GIVEN TASK |
State how many lines hold the word "server", with no other words.

(Stored entries)
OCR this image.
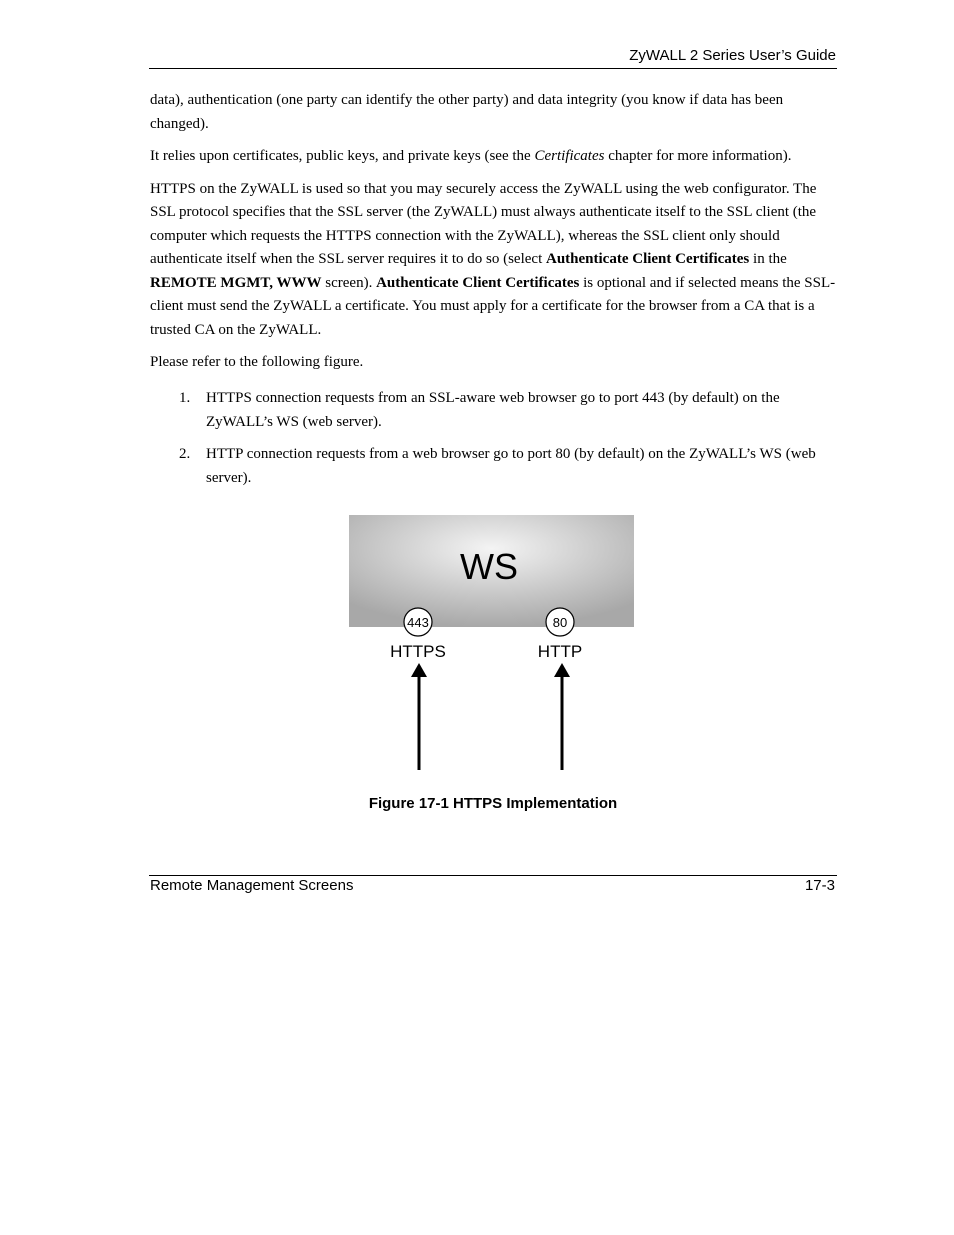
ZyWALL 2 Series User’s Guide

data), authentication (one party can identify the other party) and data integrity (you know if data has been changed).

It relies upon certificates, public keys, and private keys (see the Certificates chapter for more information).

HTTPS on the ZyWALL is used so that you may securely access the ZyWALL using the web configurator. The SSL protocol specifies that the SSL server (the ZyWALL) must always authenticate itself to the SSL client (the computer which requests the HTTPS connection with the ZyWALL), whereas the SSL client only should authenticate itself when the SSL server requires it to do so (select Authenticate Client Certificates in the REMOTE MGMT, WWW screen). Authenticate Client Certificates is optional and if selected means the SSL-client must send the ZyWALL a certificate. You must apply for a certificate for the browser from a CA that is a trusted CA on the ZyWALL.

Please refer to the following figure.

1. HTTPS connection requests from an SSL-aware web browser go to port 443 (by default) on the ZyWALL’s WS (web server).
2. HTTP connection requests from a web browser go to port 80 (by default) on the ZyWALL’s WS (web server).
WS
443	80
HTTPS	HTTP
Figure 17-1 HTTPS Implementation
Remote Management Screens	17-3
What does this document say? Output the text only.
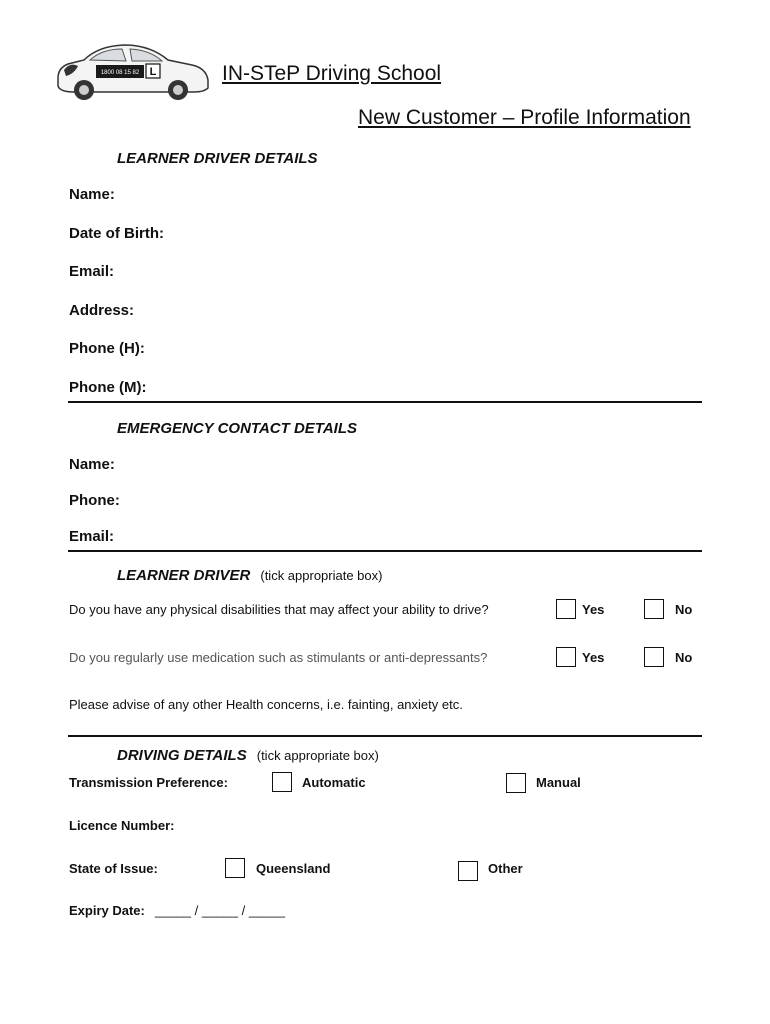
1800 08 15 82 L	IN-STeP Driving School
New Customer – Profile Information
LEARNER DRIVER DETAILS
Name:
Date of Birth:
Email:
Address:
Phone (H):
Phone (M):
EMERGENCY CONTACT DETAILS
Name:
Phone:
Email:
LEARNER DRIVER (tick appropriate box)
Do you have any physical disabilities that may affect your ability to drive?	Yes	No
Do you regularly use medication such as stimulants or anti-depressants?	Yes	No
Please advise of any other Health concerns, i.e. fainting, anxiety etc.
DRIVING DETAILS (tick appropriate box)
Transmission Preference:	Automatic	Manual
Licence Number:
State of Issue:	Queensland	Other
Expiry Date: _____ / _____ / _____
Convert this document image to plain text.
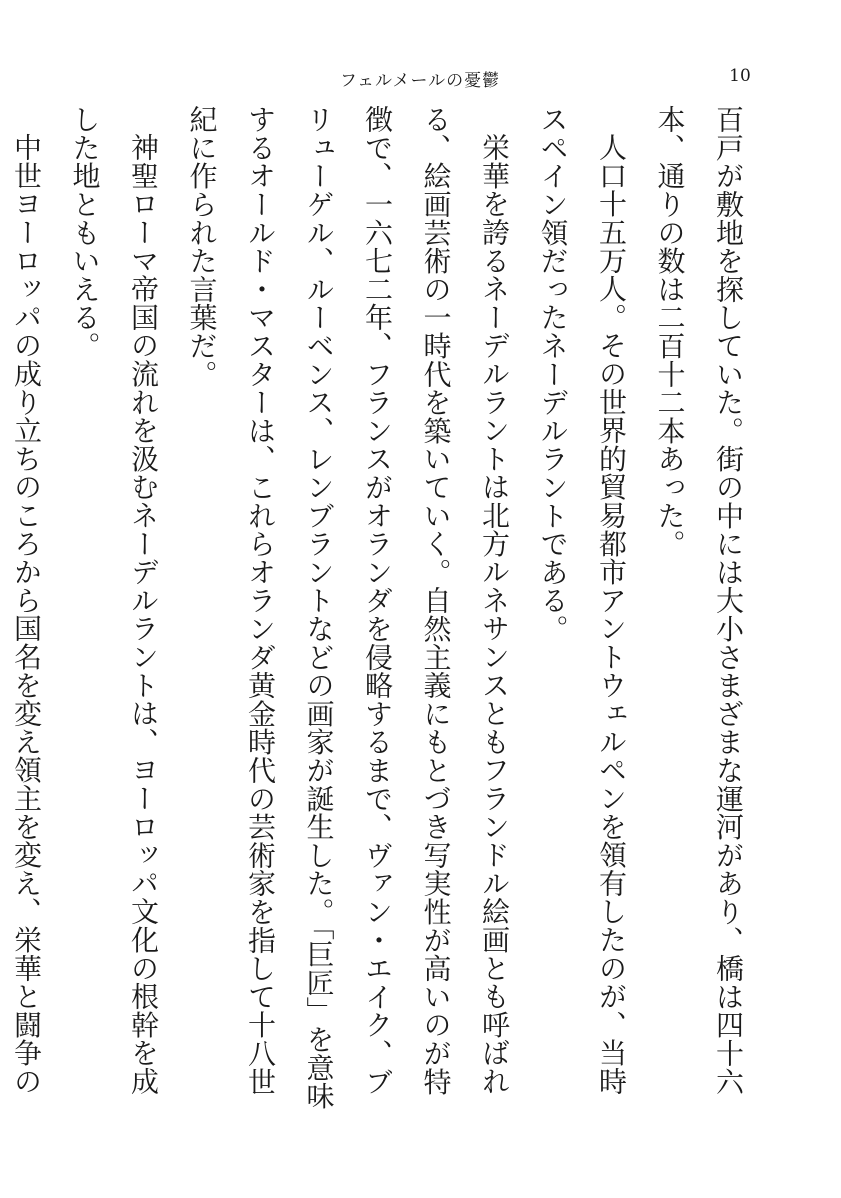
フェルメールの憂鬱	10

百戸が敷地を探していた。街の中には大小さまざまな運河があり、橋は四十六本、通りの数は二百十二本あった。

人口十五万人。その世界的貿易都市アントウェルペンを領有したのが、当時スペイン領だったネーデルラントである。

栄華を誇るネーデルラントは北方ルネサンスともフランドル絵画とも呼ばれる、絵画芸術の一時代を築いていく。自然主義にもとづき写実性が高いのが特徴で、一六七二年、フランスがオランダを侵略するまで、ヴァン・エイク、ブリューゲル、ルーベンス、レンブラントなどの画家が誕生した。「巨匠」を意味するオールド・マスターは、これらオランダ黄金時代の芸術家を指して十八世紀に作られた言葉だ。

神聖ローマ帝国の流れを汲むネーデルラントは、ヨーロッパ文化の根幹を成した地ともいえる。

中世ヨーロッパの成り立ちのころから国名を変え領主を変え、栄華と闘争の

---

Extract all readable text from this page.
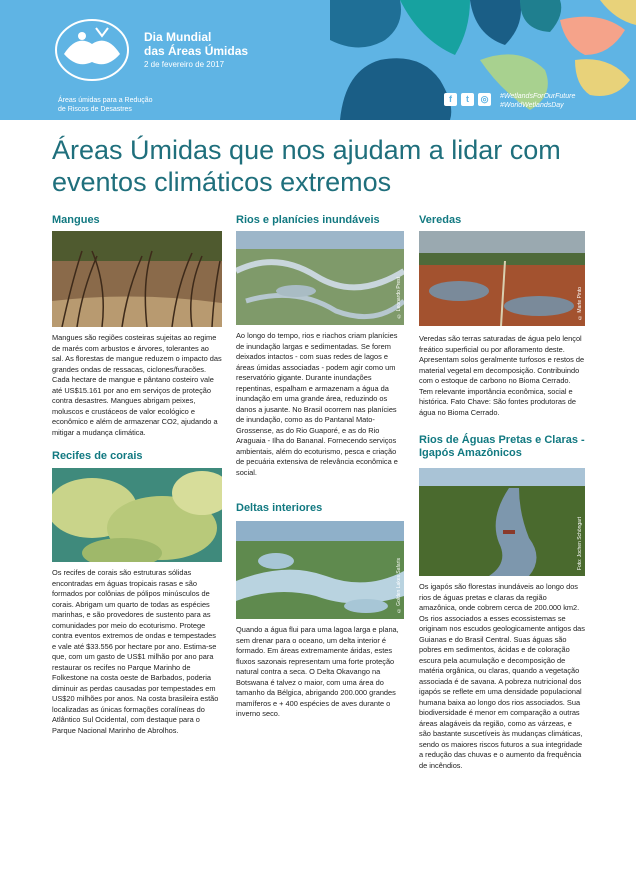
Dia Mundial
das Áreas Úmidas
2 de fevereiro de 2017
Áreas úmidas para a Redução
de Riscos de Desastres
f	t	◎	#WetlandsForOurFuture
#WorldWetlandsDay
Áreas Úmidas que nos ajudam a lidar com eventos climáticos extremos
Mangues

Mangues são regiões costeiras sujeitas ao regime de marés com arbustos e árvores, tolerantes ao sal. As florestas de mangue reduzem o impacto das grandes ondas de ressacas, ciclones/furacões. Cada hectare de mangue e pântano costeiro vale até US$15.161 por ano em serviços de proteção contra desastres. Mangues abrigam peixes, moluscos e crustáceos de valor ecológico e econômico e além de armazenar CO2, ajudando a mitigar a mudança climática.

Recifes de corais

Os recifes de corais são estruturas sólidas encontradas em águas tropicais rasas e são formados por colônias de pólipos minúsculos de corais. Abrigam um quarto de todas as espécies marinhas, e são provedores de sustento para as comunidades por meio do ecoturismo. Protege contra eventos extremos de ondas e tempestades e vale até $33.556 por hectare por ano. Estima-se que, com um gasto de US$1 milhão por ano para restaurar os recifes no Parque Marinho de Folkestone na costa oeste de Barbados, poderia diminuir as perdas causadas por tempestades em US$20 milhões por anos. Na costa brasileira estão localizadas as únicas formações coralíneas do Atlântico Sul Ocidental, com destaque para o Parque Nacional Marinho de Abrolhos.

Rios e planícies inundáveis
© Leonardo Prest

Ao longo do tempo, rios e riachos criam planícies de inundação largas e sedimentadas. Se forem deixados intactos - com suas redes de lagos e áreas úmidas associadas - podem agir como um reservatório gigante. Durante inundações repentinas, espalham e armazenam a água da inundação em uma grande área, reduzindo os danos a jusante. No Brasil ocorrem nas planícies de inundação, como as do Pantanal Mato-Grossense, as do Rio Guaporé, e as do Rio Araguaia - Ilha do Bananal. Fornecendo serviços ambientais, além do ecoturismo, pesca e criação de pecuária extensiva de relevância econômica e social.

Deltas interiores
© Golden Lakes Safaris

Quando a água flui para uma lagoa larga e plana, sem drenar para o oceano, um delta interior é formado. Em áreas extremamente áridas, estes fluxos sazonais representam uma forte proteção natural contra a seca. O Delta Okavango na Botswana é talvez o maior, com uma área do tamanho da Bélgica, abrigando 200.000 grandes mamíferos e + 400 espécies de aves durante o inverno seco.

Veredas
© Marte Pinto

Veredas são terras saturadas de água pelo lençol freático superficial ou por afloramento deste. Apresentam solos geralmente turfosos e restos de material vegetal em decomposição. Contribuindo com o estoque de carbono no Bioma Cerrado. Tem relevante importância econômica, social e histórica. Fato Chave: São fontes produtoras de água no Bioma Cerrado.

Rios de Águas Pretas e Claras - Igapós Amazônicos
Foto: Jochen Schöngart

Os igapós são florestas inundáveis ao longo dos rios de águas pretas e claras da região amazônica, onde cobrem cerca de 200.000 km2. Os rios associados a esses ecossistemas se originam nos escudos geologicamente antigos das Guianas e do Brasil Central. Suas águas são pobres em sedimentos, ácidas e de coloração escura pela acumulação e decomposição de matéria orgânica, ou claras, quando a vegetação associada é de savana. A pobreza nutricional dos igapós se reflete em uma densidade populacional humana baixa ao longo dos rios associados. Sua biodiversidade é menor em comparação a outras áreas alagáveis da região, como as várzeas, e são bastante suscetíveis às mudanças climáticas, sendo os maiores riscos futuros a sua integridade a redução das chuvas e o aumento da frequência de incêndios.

--

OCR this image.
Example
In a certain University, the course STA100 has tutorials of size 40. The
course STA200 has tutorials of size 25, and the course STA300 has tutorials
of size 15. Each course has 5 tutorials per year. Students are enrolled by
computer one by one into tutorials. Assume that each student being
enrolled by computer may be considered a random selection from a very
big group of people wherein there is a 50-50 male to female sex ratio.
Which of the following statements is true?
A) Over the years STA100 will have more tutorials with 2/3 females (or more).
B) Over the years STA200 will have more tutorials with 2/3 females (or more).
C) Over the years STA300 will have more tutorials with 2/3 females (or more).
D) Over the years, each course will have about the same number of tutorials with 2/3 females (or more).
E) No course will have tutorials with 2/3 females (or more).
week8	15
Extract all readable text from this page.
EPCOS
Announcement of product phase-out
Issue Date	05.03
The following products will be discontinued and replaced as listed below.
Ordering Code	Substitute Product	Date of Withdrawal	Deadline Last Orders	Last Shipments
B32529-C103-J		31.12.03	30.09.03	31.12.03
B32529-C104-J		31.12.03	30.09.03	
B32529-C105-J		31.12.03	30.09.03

WORKED ANSWER |
3